— Start of Data for this task —
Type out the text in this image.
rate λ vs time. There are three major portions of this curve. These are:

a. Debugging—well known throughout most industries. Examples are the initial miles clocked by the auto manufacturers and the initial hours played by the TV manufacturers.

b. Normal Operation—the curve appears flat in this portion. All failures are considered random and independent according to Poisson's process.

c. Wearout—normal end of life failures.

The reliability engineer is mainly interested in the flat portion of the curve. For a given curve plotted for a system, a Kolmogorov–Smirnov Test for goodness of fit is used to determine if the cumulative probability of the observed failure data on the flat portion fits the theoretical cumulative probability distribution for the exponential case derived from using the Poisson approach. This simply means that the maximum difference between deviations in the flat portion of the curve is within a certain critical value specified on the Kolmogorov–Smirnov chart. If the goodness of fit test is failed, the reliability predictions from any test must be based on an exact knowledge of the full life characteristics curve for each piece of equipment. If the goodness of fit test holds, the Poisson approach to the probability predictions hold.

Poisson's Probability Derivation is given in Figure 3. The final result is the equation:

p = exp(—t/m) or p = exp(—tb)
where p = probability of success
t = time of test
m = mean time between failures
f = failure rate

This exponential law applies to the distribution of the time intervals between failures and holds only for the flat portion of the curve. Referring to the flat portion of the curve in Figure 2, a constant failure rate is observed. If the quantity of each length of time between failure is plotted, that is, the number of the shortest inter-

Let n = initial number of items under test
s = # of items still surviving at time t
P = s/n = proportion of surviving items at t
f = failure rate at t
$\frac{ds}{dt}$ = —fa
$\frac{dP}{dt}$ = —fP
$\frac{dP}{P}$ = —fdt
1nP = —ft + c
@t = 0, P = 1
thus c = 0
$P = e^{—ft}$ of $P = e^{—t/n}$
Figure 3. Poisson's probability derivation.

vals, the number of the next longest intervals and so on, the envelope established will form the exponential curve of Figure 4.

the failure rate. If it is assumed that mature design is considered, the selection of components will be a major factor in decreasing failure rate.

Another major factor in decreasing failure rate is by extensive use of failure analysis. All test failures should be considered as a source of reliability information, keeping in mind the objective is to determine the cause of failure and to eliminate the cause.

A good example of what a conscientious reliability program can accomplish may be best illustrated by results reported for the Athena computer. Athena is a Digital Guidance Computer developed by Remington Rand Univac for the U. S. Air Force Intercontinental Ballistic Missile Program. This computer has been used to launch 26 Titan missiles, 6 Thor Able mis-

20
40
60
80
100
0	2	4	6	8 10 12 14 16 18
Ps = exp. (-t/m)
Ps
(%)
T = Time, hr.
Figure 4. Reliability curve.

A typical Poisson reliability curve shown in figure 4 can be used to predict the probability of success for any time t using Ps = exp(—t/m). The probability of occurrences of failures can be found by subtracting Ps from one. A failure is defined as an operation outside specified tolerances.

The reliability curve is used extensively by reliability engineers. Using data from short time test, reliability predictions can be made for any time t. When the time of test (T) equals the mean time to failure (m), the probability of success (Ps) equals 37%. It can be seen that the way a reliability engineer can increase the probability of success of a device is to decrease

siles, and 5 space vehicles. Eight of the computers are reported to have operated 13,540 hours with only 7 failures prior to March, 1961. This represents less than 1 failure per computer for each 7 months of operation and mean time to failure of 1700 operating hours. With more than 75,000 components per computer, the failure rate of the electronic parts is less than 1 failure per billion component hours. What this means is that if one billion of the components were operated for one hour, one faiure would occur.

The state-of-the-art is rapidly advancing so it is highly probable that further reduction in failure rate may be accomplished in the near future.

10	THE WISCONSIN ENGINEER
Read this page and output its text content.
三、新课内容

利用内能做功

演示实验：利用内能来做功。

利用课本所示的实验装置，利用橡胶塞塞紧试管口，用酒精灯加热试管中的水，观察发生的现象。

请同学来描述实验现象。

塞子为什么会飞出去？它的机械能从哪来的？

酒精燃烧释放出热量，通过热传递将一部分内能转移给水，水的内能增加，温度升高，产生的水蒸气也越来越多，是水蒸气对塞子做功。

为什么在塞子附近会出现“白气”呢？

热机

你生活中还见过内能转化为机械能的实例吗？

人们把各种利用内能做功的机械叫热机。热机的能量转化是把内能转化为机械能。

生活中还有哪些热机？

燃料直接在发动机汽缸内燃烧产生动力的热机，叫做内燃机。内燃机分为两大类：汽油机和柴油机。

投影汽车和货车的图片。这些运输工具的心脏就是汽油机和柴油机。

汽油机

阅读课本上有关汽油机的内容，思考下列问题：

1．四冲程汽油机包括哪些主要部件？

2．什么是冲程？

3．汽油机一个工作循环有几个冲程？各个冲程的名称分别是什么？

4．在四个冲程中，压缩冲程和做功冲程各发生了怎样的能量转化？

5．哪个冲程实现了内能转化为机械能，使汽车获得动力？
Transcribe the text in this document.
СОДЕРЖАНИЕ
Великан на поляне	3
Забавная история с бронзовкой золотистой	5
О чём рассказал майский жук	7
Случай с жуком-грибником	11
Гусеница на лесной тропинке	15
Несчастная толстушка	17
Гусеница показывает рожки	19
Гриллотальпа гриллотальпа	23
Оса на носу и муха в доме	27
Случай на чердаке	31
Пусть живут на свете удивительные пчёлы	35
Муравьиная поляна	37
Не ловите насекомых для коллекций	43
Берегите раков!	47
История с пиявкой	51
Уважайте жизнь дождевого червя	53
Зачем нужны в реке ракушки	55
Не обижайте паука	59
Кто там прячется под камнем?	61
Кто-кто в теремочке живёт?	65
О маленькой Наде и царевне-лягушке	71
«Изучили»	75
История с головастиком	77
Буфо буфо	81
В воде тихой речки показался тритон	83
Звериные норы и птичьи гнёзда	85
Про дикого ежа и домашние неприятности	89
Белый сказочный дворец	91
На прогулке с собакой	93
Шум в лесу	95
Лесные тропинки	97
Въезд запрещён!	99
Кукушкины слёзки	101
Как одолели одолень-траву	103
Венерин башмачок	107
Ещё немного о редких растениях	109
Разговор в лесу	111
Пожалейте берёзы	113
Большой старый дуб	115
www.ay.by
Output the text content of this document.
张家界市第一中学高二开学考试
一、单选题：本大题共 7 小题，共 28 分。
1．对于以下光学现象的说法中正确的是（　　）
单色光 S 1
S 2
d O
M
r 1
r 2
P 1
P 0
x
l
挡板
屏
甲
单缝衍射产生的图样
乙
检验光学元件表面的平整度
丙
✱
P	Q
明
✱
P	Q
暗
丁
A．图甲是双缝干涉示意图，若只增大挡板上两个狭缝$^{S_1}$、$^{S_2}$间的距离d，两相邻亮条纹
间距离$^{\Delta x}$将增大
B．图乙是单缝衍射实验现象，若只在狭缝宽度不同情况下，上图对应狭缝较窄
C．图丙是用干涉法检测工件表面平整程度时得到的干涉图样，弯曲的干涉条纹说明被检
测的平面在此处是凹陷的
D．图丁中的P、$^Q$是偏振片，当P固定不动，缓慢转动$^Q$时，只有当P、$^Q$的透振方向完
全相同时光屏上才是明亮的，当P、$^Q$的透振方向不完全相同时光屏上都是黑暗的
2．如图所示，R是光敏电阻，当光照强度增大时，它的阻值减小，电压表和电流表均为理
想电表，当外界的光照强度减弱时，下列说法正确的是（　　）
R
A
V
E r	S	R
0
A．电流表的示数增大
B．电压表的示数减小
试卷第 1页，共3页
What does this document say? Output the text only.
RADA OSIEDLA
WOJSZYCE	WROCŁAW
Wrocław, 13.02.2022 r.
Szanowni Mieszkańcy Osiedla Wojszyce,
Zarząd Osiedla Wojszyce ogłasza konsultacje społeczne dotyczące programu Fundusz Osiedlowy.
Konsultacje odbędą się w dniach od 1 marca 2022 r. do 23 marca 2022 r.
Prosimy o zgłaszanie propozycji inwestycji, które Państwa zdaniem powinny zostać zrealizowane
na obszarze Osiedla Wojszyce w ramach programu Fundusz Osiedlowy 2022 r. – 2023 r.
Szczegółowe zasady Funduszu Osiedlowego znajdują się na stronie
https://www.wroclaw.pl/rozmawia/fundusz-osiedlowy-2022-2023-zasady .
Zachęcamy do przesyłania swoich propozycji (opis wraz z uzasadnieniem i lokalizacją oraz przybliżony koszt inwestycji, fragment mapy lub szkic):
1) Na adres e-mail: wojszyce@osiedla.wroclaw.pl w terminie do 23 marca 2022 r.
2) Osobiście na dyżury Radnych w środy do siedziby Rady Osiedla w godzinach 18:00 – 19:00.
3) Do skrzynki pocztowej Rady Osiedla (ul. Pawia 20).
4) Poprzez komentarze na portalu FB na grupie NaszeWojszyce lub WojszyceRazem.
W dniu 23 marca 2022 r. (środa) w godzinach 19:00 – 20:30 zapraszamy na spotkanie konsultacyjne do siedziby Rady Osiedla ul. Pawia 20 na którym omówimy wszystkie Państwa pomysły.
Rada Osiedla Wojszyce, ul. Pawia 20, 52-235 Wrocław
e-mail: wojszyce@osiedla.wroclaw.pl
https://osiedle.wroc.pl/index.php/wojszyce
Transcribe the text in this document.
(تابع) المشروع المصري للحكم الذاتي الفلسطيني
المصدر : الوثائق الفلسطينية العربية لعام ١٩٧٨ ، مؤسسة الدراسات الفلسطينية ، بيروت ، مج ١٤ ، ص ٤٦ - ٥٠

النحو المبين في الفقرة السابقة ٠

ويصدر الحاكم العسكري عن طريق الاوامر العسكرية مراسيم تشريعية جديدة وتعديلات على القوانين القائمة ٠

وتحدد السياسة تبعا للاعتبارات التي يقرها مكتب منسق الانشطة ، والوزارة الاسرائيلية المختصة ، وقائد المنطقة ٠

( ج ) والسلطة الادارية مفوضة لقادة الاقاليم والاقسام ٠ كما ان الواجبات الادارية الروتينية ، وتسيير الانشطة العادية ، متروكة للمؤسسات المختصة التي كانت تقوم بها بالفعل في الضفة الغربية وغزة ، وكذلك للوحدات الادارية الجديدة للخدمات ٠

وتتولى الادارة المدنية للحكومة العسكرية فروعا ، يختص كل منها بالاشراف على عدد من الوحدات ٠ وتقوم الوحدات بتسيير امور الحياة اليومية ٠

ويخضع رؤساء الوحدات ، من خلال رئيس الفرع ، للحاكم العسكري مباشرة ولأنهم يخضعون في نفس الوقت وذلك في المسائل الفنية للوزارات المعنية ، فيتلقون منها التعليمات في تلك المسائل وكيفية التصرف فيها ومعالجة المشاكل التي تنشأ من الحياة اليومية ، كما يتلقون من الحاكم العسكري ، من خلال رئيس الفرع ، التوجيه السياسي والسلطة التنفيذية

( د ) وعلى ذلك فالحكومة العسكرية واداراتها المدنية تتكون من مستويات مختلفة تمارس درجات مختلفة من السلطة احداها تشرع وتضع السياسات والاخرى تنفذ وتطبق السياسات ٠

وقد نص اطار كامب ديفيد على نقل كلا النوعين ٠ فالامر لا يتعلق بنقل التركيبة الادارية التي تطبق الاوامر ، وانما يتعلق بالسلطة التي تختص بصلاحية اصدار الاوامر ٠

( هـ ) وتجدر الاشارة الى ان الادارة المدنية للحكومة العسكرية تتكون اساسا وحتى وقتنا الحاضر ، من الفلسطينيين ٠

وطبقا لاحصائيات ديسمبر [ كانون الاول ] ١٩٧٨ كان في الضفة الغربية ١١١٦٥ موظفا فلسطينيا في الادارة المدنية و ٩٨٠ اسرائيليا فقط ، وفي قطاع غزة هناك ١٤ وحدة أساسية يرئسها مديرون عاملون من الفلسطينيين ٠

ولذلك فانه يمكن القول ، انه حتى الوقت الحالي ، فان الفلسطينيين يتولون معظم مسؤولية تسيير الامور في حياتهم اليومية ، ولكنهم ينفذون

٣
— End of Data for this task —
In the records above, find each line with the word "اليومية" and copy it.

> Solution for this problem:
وتتولى الادارة المدنية للحكومة العسكرية فروعا ، يختص كل منها بالاشراف على عدد من الوحدات ٠ وتقوم الوحدات بتسيير امور الحياة اليومية ٠
ويخضع رؤساء الوحدات ، من خلال رئيس الفرع ، للحاكم العسكري مباشرة ولأنهم يخضعون في نفس الوقت وذلك في المسائل الفنية للوزارات المعنية ، فيتلقون منها التعليمات في تلك المسائل وكيفية التصرف فيها ومعالجة المشاكل التي تنشأ من الحياة اليومية ، كما يتلقون من الحاكم العسكري ، من خلال رئيس الفرع ، التوجيه السياسي والسلطة التنفيذية
ولذلك فانه يمكن القول ، انه حتى الوقت الحالي ، فان الفلسطينيين يتولون معظم مسؤولية تسيير الامور في حياتهم اليومية ، ولكنهم ينفذون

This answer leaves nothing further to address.